** begin Excerpted records **

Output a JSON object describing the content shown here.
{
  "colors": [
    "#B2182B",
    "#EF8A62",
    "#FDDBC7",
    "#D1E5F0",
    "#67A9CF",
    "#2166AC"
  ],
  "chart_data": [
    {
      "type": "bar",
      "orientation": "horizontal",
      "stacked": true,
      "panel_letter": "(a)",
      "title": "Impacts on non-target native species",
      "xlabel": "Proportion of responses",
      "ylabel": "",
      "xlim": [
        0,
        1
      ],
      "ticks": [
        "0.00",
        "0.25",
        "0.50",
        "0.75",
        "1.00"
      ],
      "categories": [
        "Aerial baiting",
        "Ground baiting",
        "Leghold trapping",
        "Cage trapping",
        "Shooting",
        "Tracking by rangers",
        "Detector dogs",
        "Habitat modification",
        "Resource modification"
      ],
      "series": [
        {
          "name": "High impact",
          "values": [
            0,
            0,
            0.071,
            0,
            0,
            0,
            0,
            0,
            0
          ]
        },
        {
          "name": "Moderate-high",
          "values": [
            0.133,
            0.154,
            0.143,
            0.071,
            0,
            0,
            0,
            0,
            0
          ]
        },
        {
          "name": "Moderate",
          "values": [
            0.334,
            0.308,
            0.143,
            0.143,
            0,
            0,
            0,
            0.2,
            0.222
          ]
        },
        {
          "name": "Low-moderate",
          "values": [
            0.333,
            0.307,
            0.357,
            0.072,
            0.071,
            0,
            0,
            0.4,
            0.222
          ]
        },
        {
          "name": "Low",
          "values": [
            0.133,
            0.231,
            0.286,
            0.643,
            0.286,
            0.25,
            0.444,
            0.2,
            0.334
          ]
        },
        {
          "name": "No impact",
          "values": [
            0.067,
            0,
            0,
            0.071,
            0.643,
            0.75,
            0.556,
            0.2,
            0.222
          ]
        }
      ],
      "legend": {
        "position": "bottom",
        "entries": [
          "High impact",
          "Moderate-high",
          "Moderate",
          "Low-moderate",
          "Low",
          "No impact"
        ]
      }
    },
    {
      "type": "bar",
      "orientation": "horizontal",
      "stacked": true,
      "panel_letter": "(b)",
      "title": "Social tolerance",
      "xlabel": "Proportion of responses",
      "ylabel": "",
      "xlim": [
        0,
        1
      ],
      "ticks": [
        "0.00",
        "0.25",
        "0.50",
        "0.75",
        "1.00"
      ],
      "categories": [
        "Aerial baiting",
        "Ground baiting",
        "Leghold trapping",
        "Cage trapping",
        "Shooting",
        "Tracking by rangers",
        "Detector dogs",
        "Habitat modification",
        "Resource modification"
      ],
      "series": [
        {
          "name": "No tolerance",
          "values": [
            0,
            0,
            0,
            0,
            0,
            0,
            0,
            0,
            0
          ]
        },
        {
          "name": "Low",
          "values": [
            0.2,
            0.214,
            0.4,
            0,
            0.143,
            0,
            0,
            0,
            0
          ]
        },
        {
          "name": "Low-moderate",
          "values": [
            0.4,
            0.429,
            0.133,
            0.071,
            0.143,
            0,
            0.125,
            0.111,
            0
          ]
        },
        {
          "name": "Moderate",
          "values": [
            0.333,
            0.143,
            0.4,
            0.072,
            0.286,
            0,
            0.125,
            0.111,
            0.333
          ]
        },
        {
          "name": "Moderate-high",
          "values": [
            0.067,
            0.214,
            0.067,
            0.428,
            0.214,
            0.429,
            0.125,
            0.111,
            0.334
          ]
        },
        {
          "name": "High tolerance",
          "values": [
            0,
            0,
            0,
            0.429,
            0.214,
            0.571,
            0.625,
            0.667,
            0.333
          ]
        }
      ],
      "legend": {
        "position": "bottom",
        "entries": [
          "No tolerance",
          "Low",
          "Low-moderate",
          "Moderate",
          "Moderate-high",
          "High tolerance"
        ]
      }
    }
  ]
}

** end Excerpted records **

* **Short problem**: Exactly reproduce all of the entries above.

* **In response**:
Output a JSON object describing the content shown here.
{
  "colors": [
    "#B2182B",
    "#EF8A62",
    "#FDDBC7",
    "#D1E5F0",
    "#67A9CF",
    "#2166AC"
  ],
  "chart_data": [
    {
      "type": "bar",
      "orientation": "horizontal",
      "stacked": true,
      "panel_letter": "(a)",
      "title": "Impacts on non-target native species",
      "xlabel": "Proportion of responses",
      "ylabel": "",
      "xlim": [
        0,
        1
      ],
      "ticks": [
        "0.00",
        "0.25",
        "0.50",
        "0.75",
        "1.00"
      ],
      "categories": [
        "Aerial baiting",
        "Ground baiting",
        "Leghold trapping",
        "Cage trapping",
        "Shooting",
        "Tracking by rangers",
        "Detector dogs",
        "Habitat modification",
        "Resource modification"
      ],
      "series": [
        {
          "name": "High impact",
          "values": [
            0,
            0,
            0.071,
            0,
            0,
            0,
            0,
            0,
            0
          ]
        },
        {
          "name": "Moderate-high",
          "values": [
            0.133,
            0.154,
            0.143,
            0.071,
            0,
            0,
            0,
            0,
            0
          ]
        },
        {
          "name": "Moderate",
          "values": [
            0.334,
            0.308,
            0.143,
            0.143,
            0,
            0,
            0,
            0.2,
            0.222
          ]
        },
        {
          "name": "Low-moderate",
          "values": [
            0.333,
            0.307,
            0.357,
            0.072,
            0.071,
            0,
            0,
            0.4,
            0.222
          ]
        },
        {
          "name": "Low",
          "values": [
            0.133,
            0.231,
            0.286,
            0.643,
            0.286,
            0.25,
            0.444,
            0.2,
            0.334
          ]
        },
        {
          "name": "No impact",
          "values": [
            0.067,
            0,
            0,
            0.071,
            0.643,
            0.75,
            0.556,
            0.2,
            0.222
          ]
        }
      ],
      "legend": {
        "position": "bottom",
        "entries": [
          "High impact",
          "Moderate-high",
          "Moderate",
          "Low-moderate",
          "Low",
          "No impact"
        ]
      }
    },
    {
      "type": "bar",
      "orientation": "horizontal",
      "stacked": true,
      "panel_letter": "(b)",
      "title": "Social tolerance",
      "xlabel": "Proportion of responses",
      "ylabel": "",
      "xlim": [
        0,
        1
      ],
      "ticks": [
        "0.00",
        "0.25",
        "0.50",
        "0.75",
        "1.00"
      ],
      "categories": [
        "Aerial baiting",
        "Ground baiting",
        "Leghold trapping",
        "Cage trapping",
        "Shooting",
        "Tracking by rangers",
        "Detector dogs",
        "Habitat modification",
        "Resource modification"
      ],
      "series": [
        {
          "name": "No tolerance",
          "values": [
            0,
            0,
            0,
            0,
            0,
            0,
            0,
            0,
            0
          ]
        },
        {
          "name": "Low",
          "values": [
            0.2,
            0.214,
            0.4,
            0,
            0.143,
            0,
            0,
            0,
            0
          ]
        },
        {
          "name": "Low-moderate",
          "values": [
            0.4,
            0.429,
            0.133,
            0.071,
            0.143,
            0,
            0.125,
            0.111,
            0
          ]
        },
        {
          "name": "Moderate",
          "values": [
            0.333,
            0.143,
            0.4,
            0.072,
            0.286,
            0,
            0.125,
            0.111,
            0.333
          ]
        },
        {
          "name": "Moderate-high",
          "values": [
            0.067,
            0.214,
            0.067,
            0.428,
            0.214,
            0.429,
            0.125,
            0.111,
            0.334
          ]
        },
        {
          "name": "High tolerance",
          "values": [
            0,
            0,
            0,
            0.429,
            0.214,
            0.571,
            0.625,
            0.667,
            0.333
          ]
        }
      ],
      "legend": {
        "position": "bottom",
        "entries": [
          "No tolerance",
          "Low",
          "Low-moderate",
          "Moderate",
          "Moderate-high",
          "High tolerance"
        ]
      }
    }
  ]
}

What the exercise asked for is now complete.